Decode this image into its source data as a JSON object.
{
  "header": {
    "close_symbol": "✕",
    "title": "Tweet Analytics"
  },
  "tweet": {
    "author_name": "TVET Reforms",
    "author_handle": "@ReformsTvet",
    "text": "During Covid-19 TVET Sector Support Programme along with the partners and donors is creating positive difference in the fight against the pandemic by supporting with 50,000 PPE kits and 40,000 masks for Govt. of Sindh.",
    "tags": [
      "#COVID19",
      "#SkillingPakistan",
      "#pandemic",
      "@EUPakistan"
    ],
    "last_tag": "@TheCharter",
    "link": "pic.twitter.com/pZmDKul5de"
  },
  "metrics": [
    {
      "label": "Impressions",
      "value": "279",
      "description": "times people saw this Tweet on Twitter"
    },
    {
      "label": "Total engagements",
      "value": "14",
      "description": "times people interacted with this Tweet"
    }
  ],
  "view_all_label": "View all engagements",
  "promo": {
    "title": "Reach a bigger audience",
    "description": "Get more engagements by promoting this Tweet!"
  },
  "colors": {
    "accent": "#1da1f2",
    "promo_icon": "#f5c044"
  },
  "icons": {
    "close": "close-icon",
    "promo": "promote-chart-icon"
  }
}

++++++++++

◆ Stated task
Reproduce every line of the data verbatim.

◆ Response
Decode this image into its source data as a JSON object.
{
  "header": {
    "close_symbol": "✕",
    "title": "Tweet Analytics"
  },
  "tweet": {
    "author_name": "TVET Reforms",
    "author_handle": "@ReformsTvet",
    "text": "During Covid-19 TVET Sector Support Programme along with the partners and donors is creating positive difference in the fight against the pandemic by supporting with 50,000 PPE kits and 40,000 masks for Govt. of Sindh.",
    "tags": [
      "#COVID19",
      "#SkillingPakistan",
      "#pandemic",
      "@EUPakistan"
    ],
    "last_tag": "@TheCharter",
    "link": "pic.twitter.com/pZmDKul5de"
  },
  "metrics": [
    {
      "label": "Impressions",
      "value": "279",
      "description": "times people saw this Tweet on Twitter"
    },
    {
      "label": "Total engagements",
      "value": "14",
      "description": "times people interacted with this Tweet"
    }
  ],
  "view_all_label": "View all engagements",
  "promo": {
    "title": "Reach a bigger audience",
    "description": "Get more engagements by promoting this Tweet!"
  },
  "colors": {
    "accent": "#1da1f2",
    "promo_icon": "#f5c044"
  },
  "icons": {
    "close": "close-icon",
    "promo": "promote-chart-icon"
  }
}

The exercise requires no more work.